» Uji Pemahaman
**A.** Menurut teks sumber, berapa lama kontainer asal Surabaya berada di kapal PT SAMAS tanpa dibongkar?
**B.** Sebutkan semua pihak, baik orang maupun lembaga, yang disebut dalam teks sumber terkait kontainer yang belum dibongkar. Jangan masukkan media yang memberitakannya.

» Teks Sumber
*****

Berdasarkan informasi yang tmdi temukan media ini,ratusa kontainer/peti kemas asal Surabaya masih ada di kapal PT SAMAS kurang lebih 1 bulan belum di bongkar di pelabuhan dede tolitoli
Di akibatkan di mana pihak ekspedisi berhutang dan akhirnya berdampak pada kapal PT SAMAS yang tidak kunjung bongkar kontainer milik beberapa orang pedagang diTolitoli
Direktur PT Rajawali Tolitoli mewakili pedagang yang barang nya masih di atas kapal katakan jika persoalan kontainer yang belum di bongkar itu adalah persoalan antara pihak expedisi dan pt SAMAS terkait hutang piutang,sabtu (11/4/2026)

*****

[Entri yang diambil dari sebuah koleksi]
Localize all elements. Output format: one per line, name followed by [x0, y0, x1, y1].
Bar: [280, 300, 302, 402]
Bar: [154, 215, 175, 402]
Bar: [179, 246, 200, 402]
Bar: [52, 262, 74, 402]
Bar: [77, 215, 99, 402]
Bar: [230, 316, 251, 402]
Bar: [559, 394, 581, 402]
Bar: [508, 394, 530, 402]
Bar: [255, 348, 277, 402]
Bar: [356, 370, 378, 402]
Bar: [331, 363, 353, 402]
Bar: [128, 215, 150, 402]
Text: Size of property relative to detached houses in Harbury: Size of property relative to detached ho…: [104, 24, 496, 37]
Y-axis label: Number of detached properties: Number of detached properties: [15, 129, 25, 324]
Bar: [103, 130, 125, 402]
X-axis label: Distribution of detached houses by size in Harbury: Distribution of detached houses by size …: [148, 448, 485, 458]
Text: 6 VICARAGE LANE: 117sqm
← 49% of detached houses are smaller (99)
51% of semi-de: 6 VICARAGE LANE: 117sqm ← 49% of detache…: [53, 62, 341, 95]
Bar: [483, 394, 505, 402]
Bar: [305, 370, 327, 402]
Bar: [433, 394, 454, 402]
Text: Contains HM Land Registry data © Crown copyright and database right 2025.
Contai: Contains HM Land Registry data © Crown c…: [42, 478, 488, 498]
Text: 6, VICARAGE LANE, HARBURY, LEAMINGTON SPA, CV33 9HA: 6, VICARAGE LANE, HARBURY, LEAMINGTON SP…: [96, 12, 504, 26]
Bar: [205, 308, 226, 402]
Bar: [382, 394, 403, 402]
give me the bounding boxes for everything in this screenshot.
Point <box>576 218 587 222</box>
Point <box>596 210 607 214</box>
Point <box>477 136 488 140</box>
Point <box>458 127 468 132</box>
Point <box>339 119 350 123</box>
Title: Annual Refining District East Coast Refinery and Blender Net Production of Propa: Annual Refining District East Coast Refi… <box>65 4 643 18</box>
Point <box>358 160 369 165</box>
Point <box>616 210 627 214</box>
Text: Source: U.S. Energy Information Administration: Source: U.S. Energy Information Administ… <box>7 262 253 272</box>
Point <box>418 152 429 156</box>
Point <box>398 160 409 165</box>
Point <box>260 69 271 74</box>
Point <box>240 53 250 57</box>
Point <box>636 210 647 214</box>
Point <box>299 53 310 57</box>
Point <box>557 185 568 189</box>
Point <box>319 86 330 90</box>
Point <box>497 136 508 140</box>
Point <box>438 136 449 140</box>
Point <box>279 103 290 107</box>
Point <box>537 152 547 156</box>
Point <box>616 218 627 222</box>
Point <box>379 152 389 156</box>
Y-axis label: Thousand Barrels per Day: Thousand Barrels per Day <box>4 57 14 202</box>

*****

» Jawaban per Butir
**A.** Kurang lebih satu bulan.

**B.** Pihak ekspedisi, PT SAMAS, beberapa orang pedagang di Tolitoli, dan Direktur PT Rajawali Tolitoli.